● CHALLENGE:
Drop the pictures and extract exactly the lines from the one that contains "Give me the" through the end of the material.

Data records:
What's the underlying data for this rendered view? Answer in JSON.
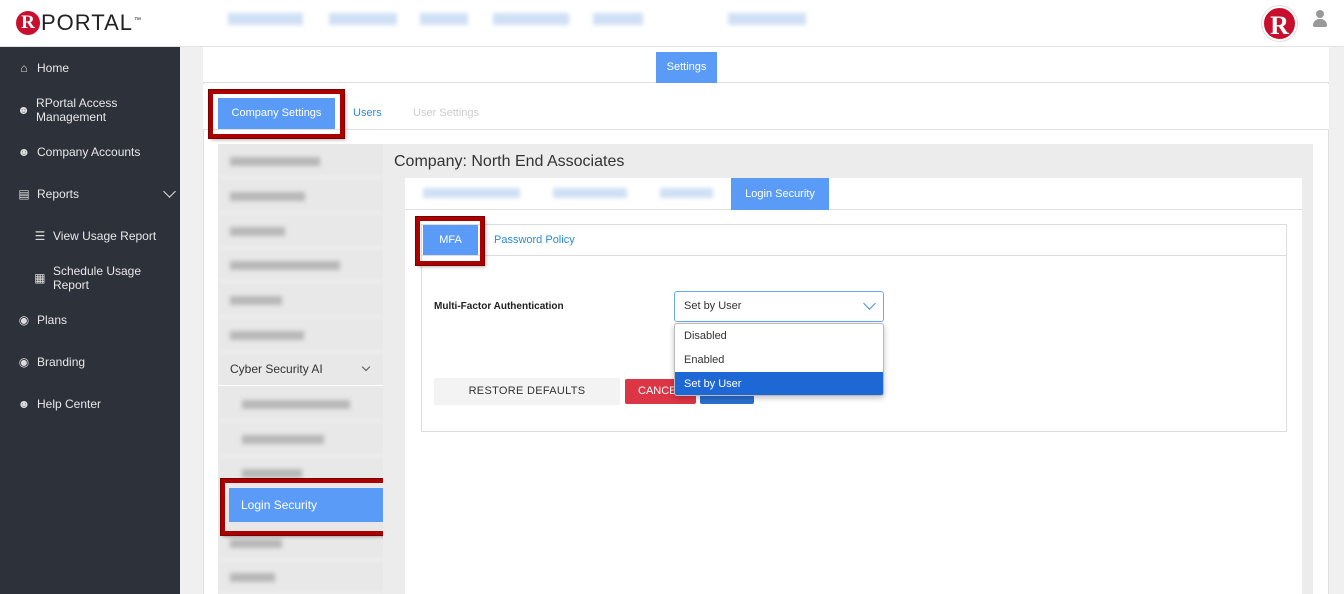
{
  "header": {
    "logo_r": "R",
    "logo_text": "PORTAL",
    "logo_tm": "™",
    "profile_r": "R"
  },
  "sidebar": {
    "items": [
      {
        "label": "Home",
        "icon": "home-icon"
      },
      {
        "label": "RPortal Access Management",
        "icon": "user-plus-icon"
      },
      {
        "label": "Company Accounts",
        "icon": "users-icon"
      },
      {
        "label": "Reports",
        "icon": "bar-chart-icon"
      },
      {
        "label": "View Usage Report",
        "icon": "list-icon"
      },
      {
        "label": "Schedule Usage Report",
        "icon": "calendar-icon"
      },
      {
        "label": "Plans",
        "icon": "lifebuoy-icon"
      },
      {
        "label": "Branding",
        "icon": "lifebuoy-icon"
      },
      {
        "label": "Help Center",
        "icon": "users-icon"
      }
    ]
  },
  "top_tabs": {
    "active": "Settings"
  },
  "settings_tabs": {
    "company_settings": "Company Settings",
    "users": "Users",
    "user_settings": "User Settings"
  },
  "subnav": {
    "cyber": "Cyber Security AI",
    "login_security": "Login Security"
  },
  "content": {
    "company_title": "Company: North End Associates",
    "active_tab": "Login Security",
    "mfa_tab": "MFA",
    "password_tab": "Password Policy",
    "mfa_label": "Multi-Factor Authentication",
    "mfa_value": "Set by User",
    "options": [
      "Disabled",
      "Enabled",
      "Set by User"
    ],
    "restore": "RESTORE DEFAULTS",
    "cancel": "CANCEL"
  },
  "colors": {
    "accent": "#5b9bf8",
    "sidebar_bg": "#2c313a",
    "brand_red": "#c8102e",
    "cancel": "#dc3545",
    "highlight_frame": "#aa0000"
  }
}
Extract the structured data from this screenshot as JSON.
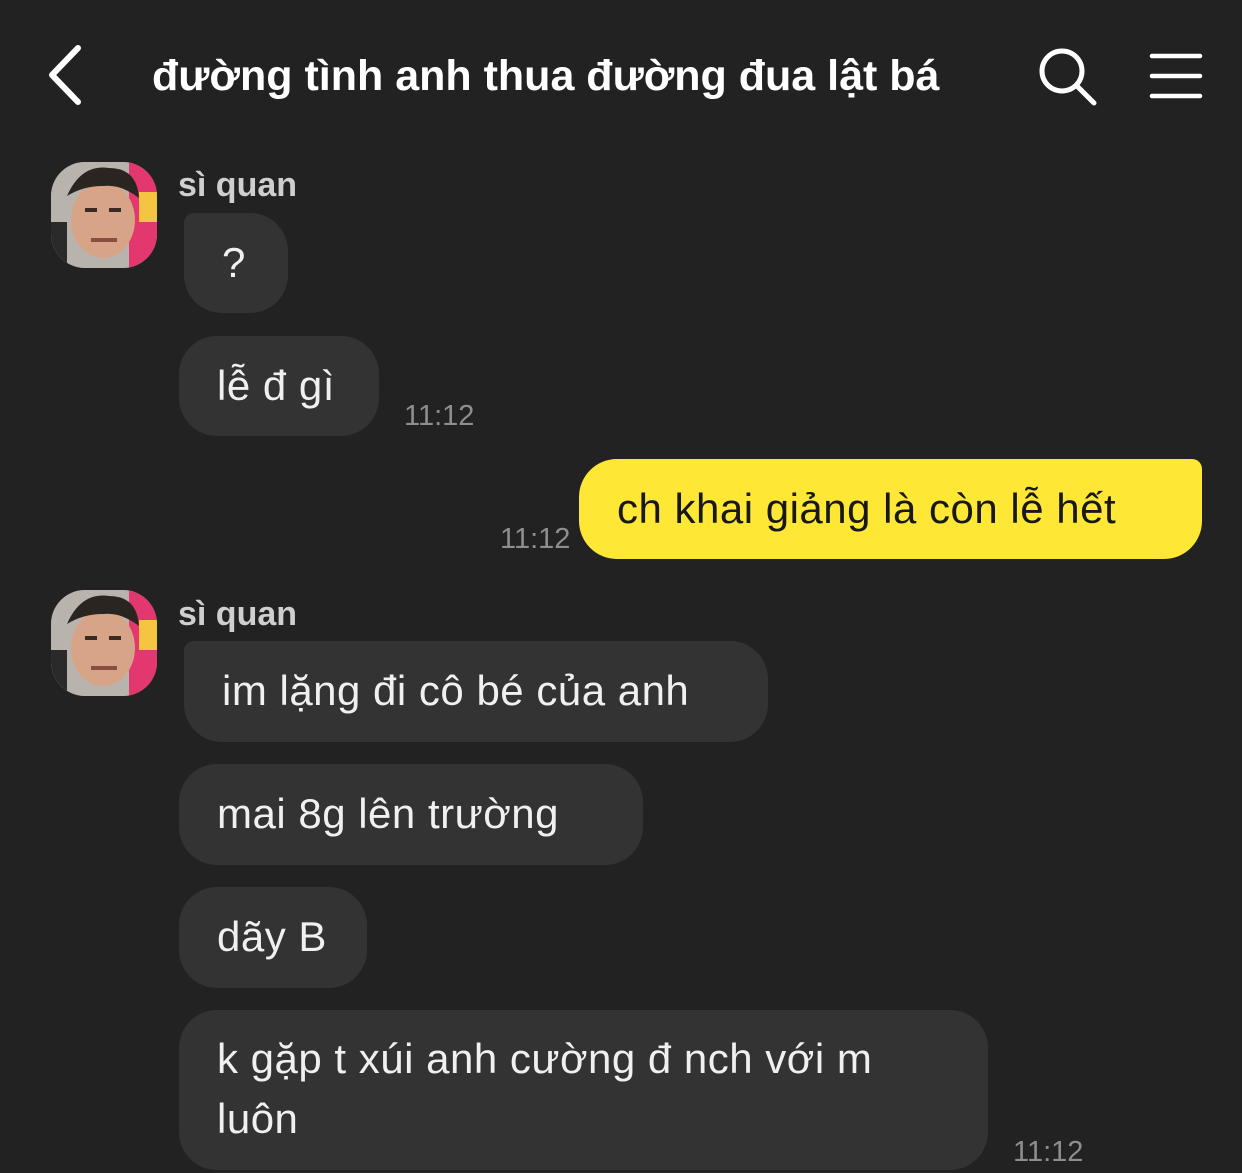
{
  "header": {
    "title": "đường tình anh thua đường đua lật bá",
    "back_icon": "chevron-left-icon",
    "search_icon": "search-icon",
    "menu_icon": "hamburger-menu-icon"
  },
  "colors": {
    "background": "#222222",
    "incoming_bubble": "#333333",
    "outgoing_bubble": "#fee835",
    "timestamp": "#8e8e8e"
  },
  "messages": {
    "group1": {
      "sender": "sì quan",
      "m1": "?",
      "m2": "lễ đ gì",
      "time": "11:12"
    },
    "outgoing": {
      "text": "ch khai giảng là còn lễ hết",
      "time": "11:12"
    },
    "group2": {
      "sender": "sì quan",
      "m1": "im lặng đi cô bé của anh",
      "m2": "mai 8g lên trường",
      "m3": "dãy B",
      "m4": "k gặp t xúi anh cường đ nch với m luôn",
      "time": "11:12"
    }
  }
}
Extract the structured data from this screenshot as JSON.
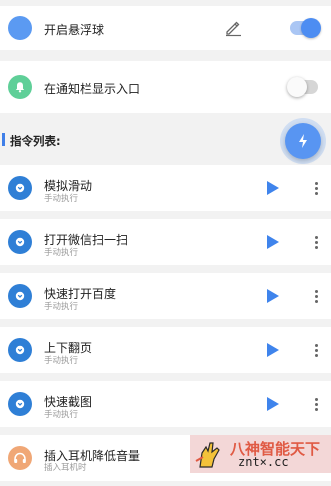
{
  "settings": {
    "float_ball": {
      "label": "开启悬浮球",
      "enabled": true,
      "icon": "blue-dot-icon",
      "edit_icon": "pencil-icon"
    },
    "notification": {
      "label": "在通知栏显示入口",
      "enabled": false,
      "icon": "bell-icon"
    }
  },
  "commands": {
    "section_title": "指令列表:",
    "fab_icon": "lightning-icon",
    "items": [
      {
        "title": "模拟滑动",
        "subtitle": "手动执行",
        "icon": "chevron-circle-icon"
      },
      {
        "title": "打开微信扫一扫",
        "subtitle": "手动执行",
        "icon": "chevron-circle-icon"
      },
      {
        "title": "快速打开百度",
        "subtitle": "手动执行",
        "icon": "chevron-circle-icon"
      },
      {
        "title": "上下翻页",
        "subtitle": "手动执行",
        "icon": "chevron-circle-icon"
      },
      {
        "title": "快速截图",
        "subtitle": "手动执行",
        "icon": "chevron-circle-icon"
      },
      {
        "title": "插入耳机降低音量",
        "subtitle": "插入耳机时",
        "icon": "headphones-icon"
      }
    ]
  },
  "watermark": {
    "line1": "八神智能天下",
    "line2": "znt×.cc"
  },
  "colors": {
    "accent": "#4d8df2",
    "item_icon": "#2f7fd6",
    "headphone_icon": "#f0a776",
    "bell_icon": "#5fcf98"
  }
}
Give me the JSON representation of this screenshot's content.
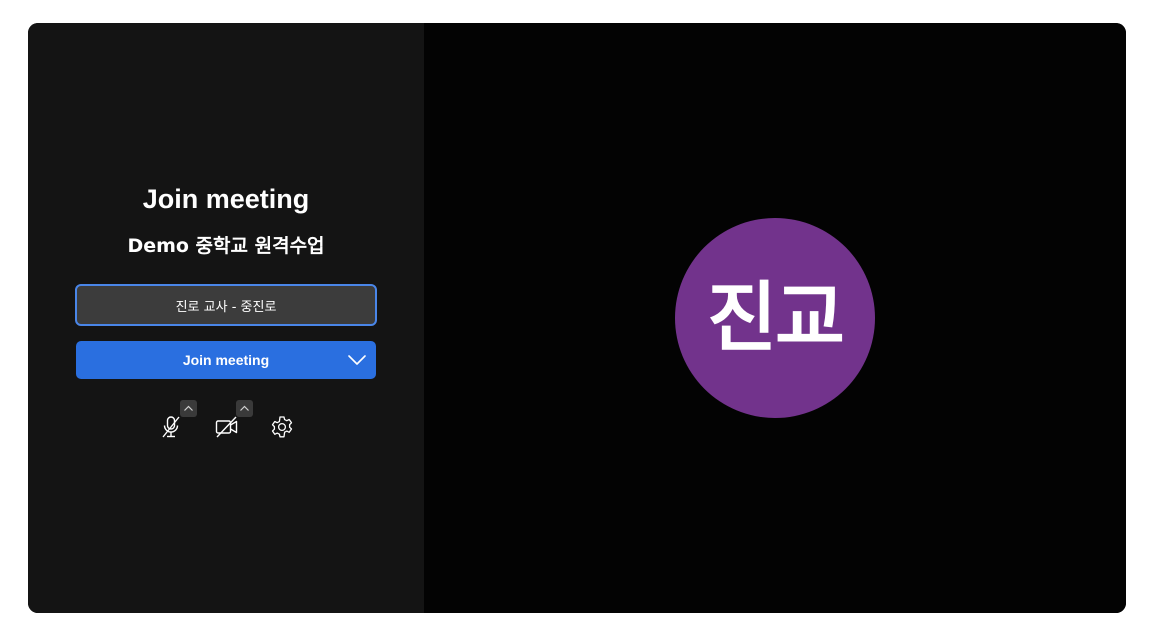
{
  "prejoin": {
    "title": "Join meeting",
    "meeting_name": "Demo 중학교 원격수업",
    "name_input": {
      "value": "진로 교사 - 중진로"
    },
    "join_button": {
      "label": "Join meeting"
    },
    "controls": {
      "mic_icon": "mic-off-icon",
      "camera_icon": "camera-off-icon",
      "settings_icon": "gear-icon"
    }
  },
  "preview": {
    "avatar_initials": "진교",
    "avatar_color": "#72338c"
  },
  "colors": {
    "panel_bg": "#141414",
    "preview_bg": "#030303",
    "accent": "#2a6fe0",
    "input_border": "#4a86e8"
  }
}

● ANSWER TO THIS EXERCISE:
Give me the JSON representation of this screenshot's content.
{
  "prejoin": {
    "title": "Join meeting",
    "meeting_name": "Demo 중학교 원격수업",
    "name_input": {
      "value": "진로 교사 - 중진로"
    },
    "join_button": {
      "label": "Join meeting"
    },
    "controls": {
      "mic_icon": "mic-off-icon",
      "camera_icon": "camera-off-icon",
      "settings_icon": "gear-icon"
    }
  },
  "preview": {
    "avatar_initials": "진교",
    "avatar_color": "#72338c"
  },
  "colors": {
    "panel_bg": "#141414",
    "preview_bg": "#030303",
    "accent": "#2a6fe0",
    "input_border": "#4a86e8"
  }
}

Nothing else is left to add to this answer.